**Set problem**
Note how many lines hold the string "Virtual" and give that number without any other words.

(begin)

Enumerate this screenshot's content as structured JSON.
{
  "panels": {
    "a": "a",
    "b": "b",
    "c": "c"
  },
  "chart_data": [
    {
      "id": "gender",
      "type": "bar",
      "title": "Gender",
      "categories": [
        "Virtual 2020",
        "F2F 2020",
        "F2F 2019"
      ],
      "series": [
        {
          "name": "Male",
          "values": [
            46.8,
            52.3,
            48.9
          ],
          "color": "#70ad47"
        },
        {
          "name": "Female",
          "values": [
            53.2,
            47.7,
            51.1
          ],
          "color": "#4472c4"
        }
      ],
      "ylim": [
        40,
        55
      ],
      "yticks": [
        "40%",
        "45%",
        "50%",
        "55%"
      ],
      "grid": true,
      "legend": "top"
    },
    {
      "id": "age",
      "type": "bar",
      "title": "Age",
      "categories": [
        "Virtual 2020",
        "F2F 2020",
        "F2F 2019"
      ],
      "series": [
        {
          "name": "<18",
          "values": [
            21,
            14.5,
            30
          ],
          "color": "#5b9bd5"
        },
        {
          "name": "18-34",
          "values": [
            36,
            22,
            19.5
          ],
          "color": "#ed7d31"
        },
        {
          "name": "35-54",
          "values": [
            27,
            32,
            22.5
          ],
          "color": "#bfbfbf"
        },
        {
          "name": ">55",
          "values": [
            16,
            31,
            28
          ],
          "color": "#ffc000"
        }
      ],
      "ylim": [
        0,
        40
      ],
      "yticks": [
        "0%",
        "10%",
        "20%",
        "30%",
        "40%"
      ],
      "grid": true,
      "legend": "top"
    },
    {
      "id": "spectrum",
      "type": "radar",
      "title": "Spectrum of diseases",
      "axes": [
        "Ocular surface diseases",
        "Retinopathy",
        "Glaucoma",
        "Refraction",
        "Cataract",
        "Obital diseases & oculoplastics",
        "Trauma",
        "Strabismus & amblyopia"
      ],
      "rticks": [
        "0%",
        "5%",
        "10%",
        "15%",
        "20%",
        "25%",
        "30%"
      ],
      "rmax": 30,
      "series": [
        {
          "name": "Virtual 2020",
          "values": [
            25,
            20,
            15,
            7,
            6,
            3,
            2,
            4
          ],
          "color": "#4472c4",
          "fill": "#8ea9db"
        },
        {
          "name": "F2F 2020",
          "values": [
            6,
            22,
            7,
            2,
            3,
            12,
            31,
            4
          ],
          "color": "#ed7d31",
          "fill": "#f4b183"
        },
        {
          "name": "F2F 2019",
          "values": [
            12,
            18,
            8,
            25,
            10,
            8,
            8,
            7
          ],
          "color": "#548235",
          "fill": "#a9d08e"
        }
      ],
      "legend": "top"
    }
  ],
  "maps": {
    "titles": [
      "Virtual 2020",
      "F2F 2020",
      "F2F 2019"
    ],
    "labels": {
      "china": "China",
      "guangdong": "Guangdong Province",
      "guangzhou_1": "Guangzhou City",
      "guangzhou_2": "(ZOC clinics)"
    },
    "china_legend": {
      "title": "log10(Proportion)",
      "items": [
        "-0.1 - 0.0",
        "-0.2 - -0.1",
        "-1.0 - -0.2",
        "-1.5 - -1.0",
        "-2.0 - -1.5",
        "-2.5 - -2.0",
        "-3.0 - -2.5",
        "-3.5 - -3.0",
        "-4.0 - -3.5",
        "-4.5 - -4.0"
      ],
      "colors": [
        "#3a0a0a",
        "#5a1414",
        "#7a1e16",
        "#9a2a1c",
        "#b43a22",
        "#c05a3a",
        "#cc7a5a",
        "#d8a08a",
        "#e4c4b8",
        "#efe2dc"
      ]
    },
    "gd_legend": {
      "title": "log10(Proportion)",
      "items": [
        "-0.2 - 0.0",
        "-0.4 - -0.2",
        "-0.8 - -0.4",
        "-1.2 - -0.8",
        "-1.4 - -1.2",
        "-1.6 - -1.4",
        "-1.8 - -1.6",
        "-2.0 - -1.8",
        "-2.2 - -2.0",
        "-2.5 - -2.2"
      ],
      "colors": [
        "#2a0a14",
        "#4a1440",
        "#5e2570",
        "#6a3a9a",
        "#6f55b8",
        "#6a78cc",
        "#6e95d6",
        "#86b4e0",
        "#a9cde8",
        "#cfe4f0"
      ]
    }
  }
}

(end)

**Solved exercise**
4